What is expected »
Please report how many lines of the following entries hold the word "Minor", giving the number alone.

[Records from a dataset]
--
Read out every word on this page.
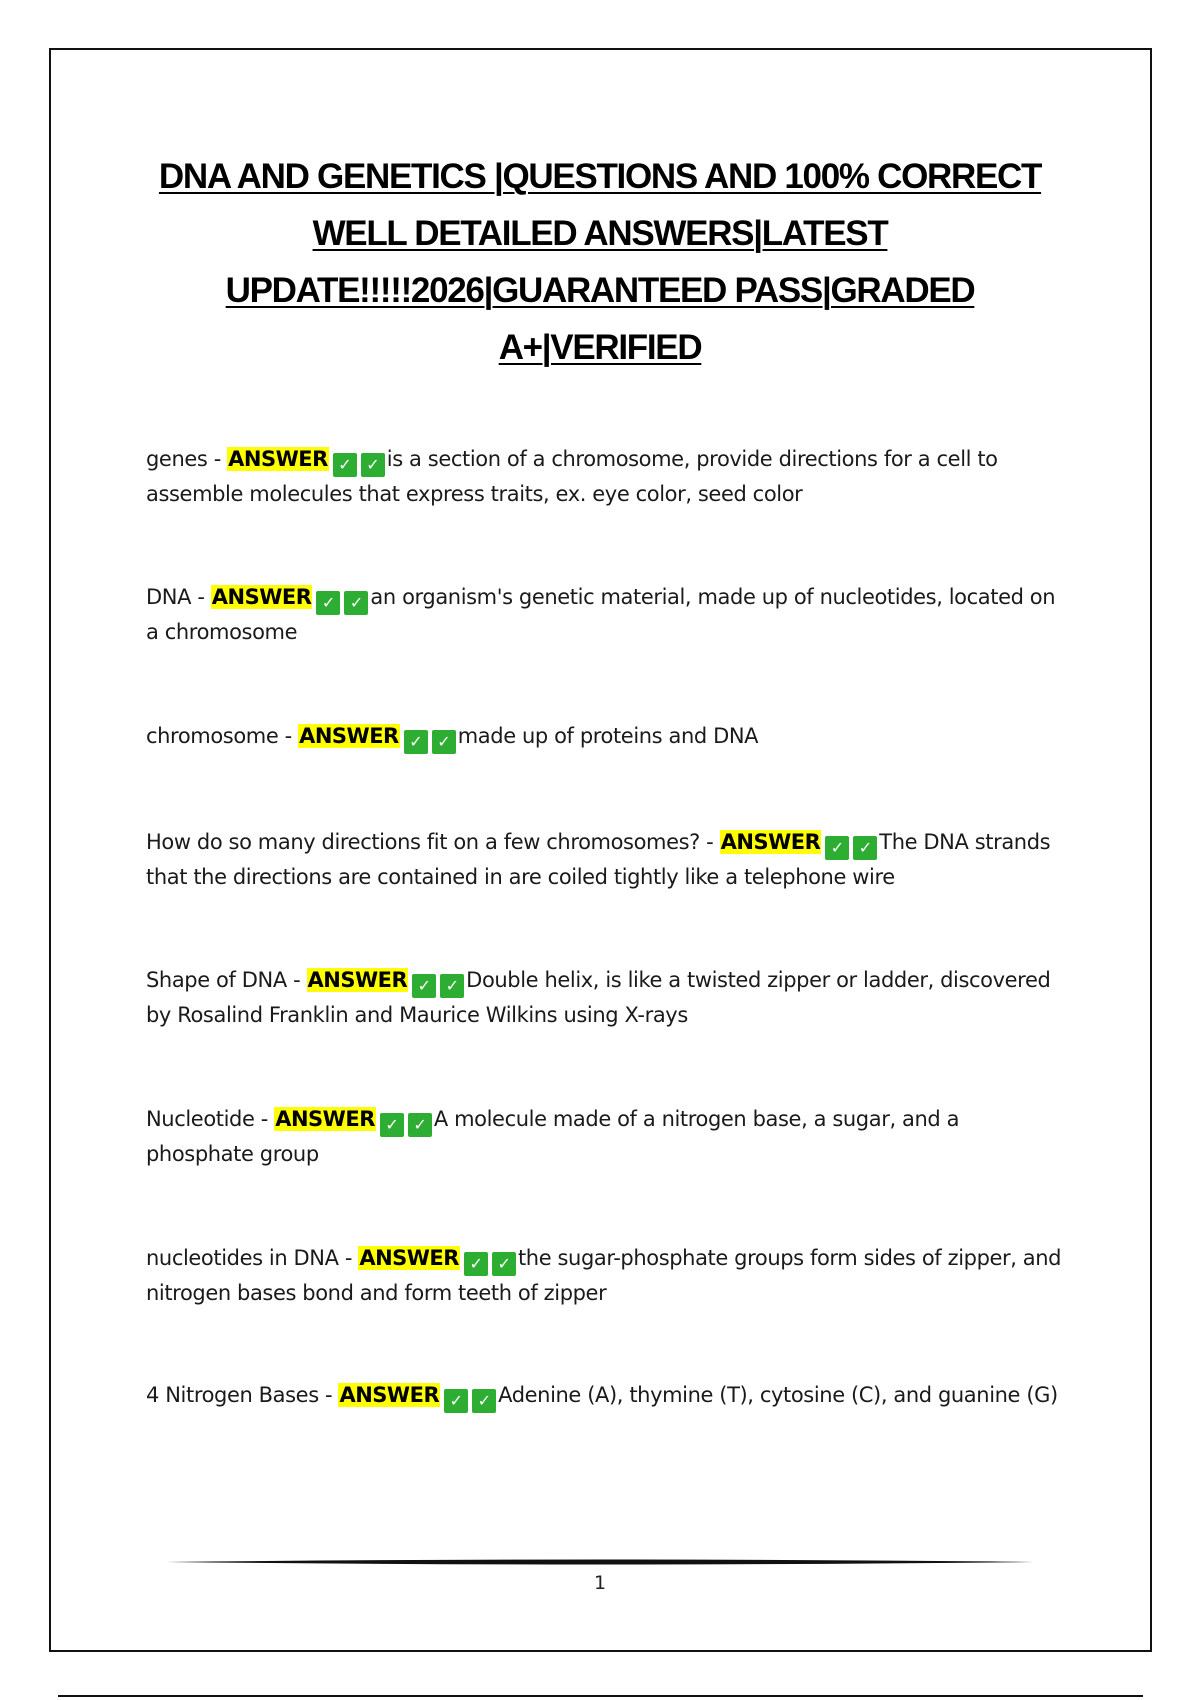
DNA AND GENETICS |QUESTIONS AND 100% CORRECT
WELL DETAILED ANSWERS|LATEST
UPDATE!!!!!2026|GUARANTEED PASS|GRADED
A+|VERIFIED
genes - ANSWER ✓ ✓ is a section of a chromosome, provide directions for a cell to assemble molecules that express traits, ex. eye color, seed color
DNA - ANSWER ✓ ✓ an organism's genetic material, made up of nucleotides, located on a chromosome
chromosome - ANSWER ✓ ✓ made up of proteins and DNA
How do so many directions fit on a few chromosomes? - ANSWER ✓ ✓ The DNA strands that the directions are contained in are coiled tightly like a telephone wire
Shape of DNA - ANSWER ✓ ✓ Double helix, is like a twisted zipper or ladder, discovered by Rosalind Franklin and Maurice Wilkins using X-rays
Nucleotide - ANSWER ✓ ✓ A molecule made of a nitrogen base, a sugar, and a phosphate group
nucleotides in DNA - ANSWER ✓ ✓ the sugar-phosphate groups form sides of zipper, and nitrogen bases bond and form teeth of zipper
4 Nitrogen Bases - ANSWER ✓ ✓ Adenine (A), thymine (T), cytosine (C), and guanine (G)
1
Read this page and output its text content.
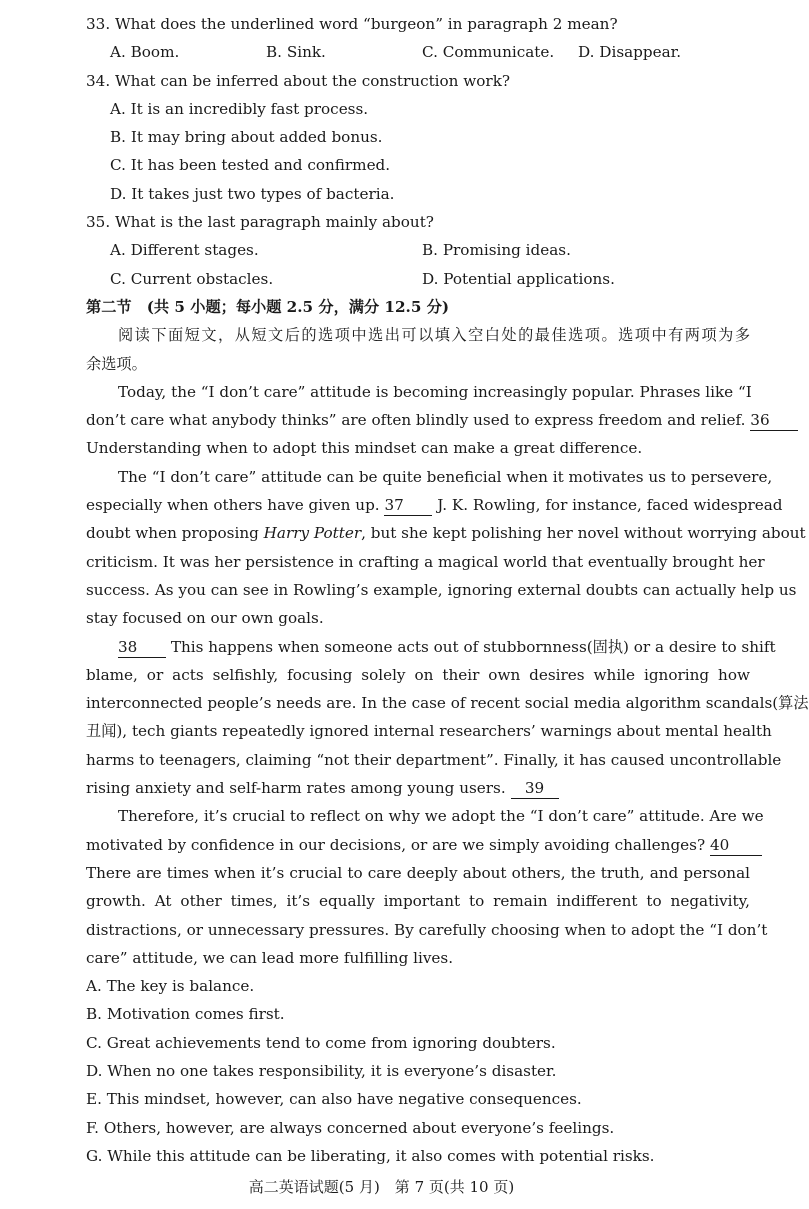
33. What does the underlined word “burgeon” in paragraph 2 mean?
A. Boom.	B. Sink.	C. Communicate. D. Disappear.
34. What can be inferred about the construction work?
A. It is an incredibly fast process.
B. It may bring about added bonus.
C. It has been tested and confirmed.
D. It takes just two types of bacteria.
35. What is the last paragraph mainly about?
A. Different stages.	B. Promising ideas.
C. Current obstacles.	D. Potential applications.
第二节　(共 5 小题；每小题 2.5 分，满分 12.5 分)
阅读下面短文，从短文后的选项中选出可以填入空白处的最佳选项。选项中有两项为多
余选项。
Today, the “I don’t care” attitude is becoming increasingly popular. Phrases like “I
don’t care what anybody thinks” are often blindly used to express freedom and relief. 36
Understanding when to adopt this mindset can make a great difference.
The “I don’t care” attitude can be quite beneficial when it motivates us to persevere,
especially when others have given up. 37 J. K. Rowling, for instance, faced widespread
doubt when proposing Harry Potter, but she kept polishing her novel without worrying about
criticism. It was her persistence in crafting a magical world that eventually brought her
success. As you can see in Rowling’s example, ignoring external doubts can actually help us
stay focused on our own goals.
38 This happens when someone acts out of stubbornness(固执) or a desire to shift
blame, or acts selfishly, focusing solely on their own desires while ignoring how
interconnected people’s needs are. In the case of recent social media algorithm scandals(算法
丑闻), tech giants repeatedly ignored internal researchers’ warnings about mental health
harms to teenagers, claiming “not their department”. Finally, it has caused uncontrollable
rising anxiety and self-harm rates among young users. 39
Therefore, it’s crucial to reflect on why we adopt the “I don’t care” attitude. Are we
motivated by confidence in our decisions, or are we simply avoiding challenges? 40
There are times when it’s crucial to care deeply about others, the truth, and personal
growth. At other times, it’s equally important to remain indifferent to negativity,
distractions, or unnecessary pressures. By carefully choosing when to adopt the “I don’t
care” attitude, we can lead more fulfilling lives.
A. The key is balance.
B. Motivation comes first.
C. Great achievements tend to come from ignoring doubters.
D. When no one takes responsibility, it is everyone’s disaster.
E. This mindset, however, can also have negative consequences.
F. Others, however, are always concerned about everyone’s feelings.
G. While this attitude can be liberating, it also comes with potential risks.
高二英语试题(5 月)　第 7 页(共 10 页)
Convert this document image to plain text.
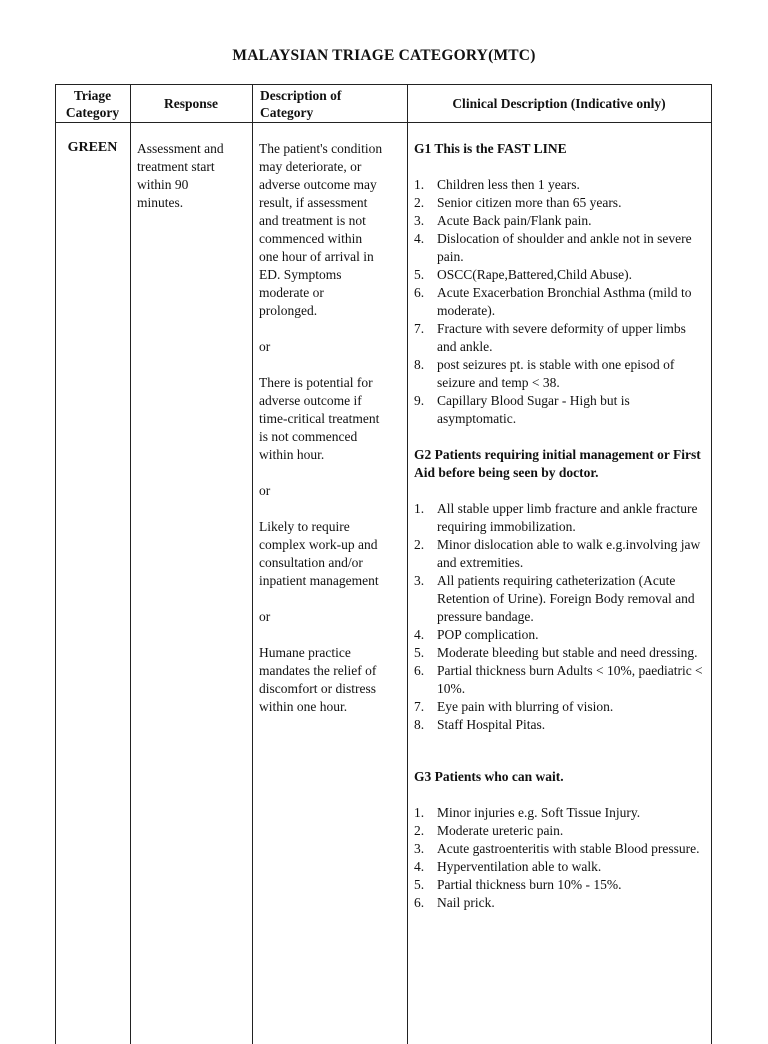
MALAYSIAN TRIAGE CATEGORY(MTC)
Triage
Category
Response
Description of
Category
Clinical Description (Indicative only)
GREEN	Assessment and
treatment start
within 90
minutes.
The patient's condition
may deteriorate, or
adverse outcome may
result, if assessment
and treatment is not
commenced within
one hour of arrival in
ED. Symptoms
moderate or
prolonged.
or
There is potential for
adverse outcome if
time-critical treatment
is not commenced
within hour.
or
Likely to require
complex work-up and
consultation and/or
inpatient management
or
Humane practice
mandates the relief of
discomfort or distress
within one hour.
G1 This is the FAST LINE
1. Children less then 1 years.
2. Senior citizen more than 65 years.
3. Acute Back pain/Flank pain.
4. Dislocation of shoulder and ankle not in severe pain.
5. OSCC(Rape,Battered,Child Abuse).
6. Acute Exacerbation Bronchial Asthma (mild to moderate).
7. Fracture with severe deformity of upper limbs and ankle.
8. post seizures pt. is stable with one episod of seizure and temp < 38.
9. Capillary Blood Sugar - High but is asymptomatic.
G2 Patients requiring initial management or First Aid before being seen by doctor.
1. All stable upper limb fracture and ankle fracture requiring immobilization.
2. Minor dislocation able to walk e.g.involving jaw and extremities.
3. All patients requiring catheterization (Acute Retention of Urine). Foreign Body removal and pressure bandage.
4. POP complication.
5. Moderate bleeding but stable and need dressing.
6. Partial thickness burn Adults < 10%, paediatric < 10%.
7. Eye pain with blurring of vision.
8. Staff Hospital Pitas.
G3 Patients who can wait.
1. Minor injuries e.g. Soft Tissue Injury.
2. Moderate ureteric pain.
3. Acute gastroenteritis with stable Blood pressure.
4. Hyperventilation able to walk.
5. Partial thickness burn 10% - 15%.
6. Nail prick.
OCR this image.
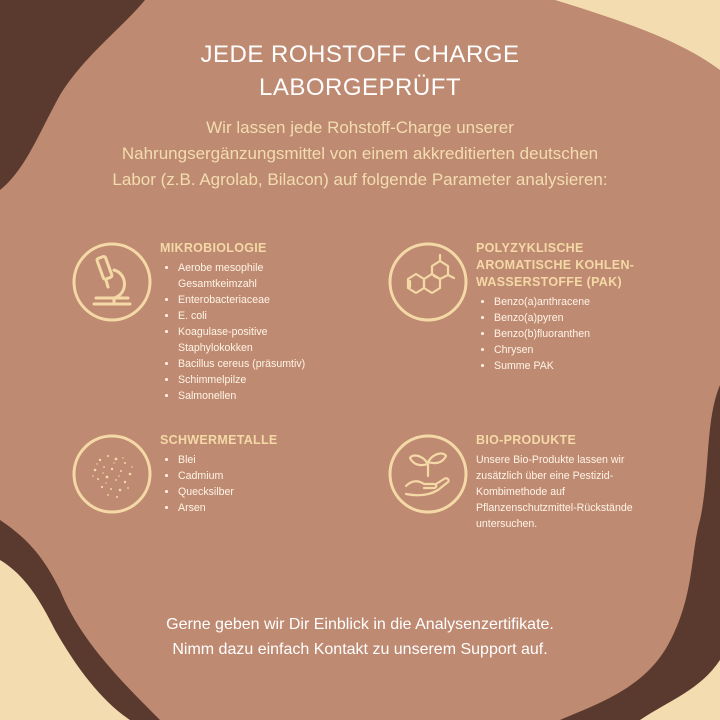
JEDE ROHSTOFF CHARGE
LABORGEPRÜFT
Wir lassen jede Rohstoff-Charge unserer
Nahrungsergänzungsmittel von einem akkreditierten deutschen
Labor (z.B. Agrolab, Bilacon) auf folgende Parameter analysieren:
MIKROBIOLOGIE
• Aerobe mesophile Gesamtkeimzahl
• Enterobacteriaceae
• E. coli
• Koagulase-positive Staphylokokken
• Bacillus cereus (präsumtiv)
• Schimmelpilze
• Salmonellen
POLYZYKLISCHE
AROMATISCHE KOHLEN-
WASSERSTOFFE (PAK)
• Benzo(a)anthracene
• Benzo(a)pyren
• Benzo(b)fluoranthen
• Chrysen
• Summe PAK
SCHWERMETALLE
• Blei
• Cadmium
• Quecksilber
• Arsen
BIO-PRODUKTE

Unsere Bio-Produkte lassen wir
zusätzlich über eine Pestizid-
Kombimethode auf
Pflanzenschutzmittel-Rückstände
untersuchen.

Gerne geben wir Dir Einblick in die Analysenzertifikate.
Nimm dazu einfach Kontakt zu unserem Support auf.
--
Expected output »
2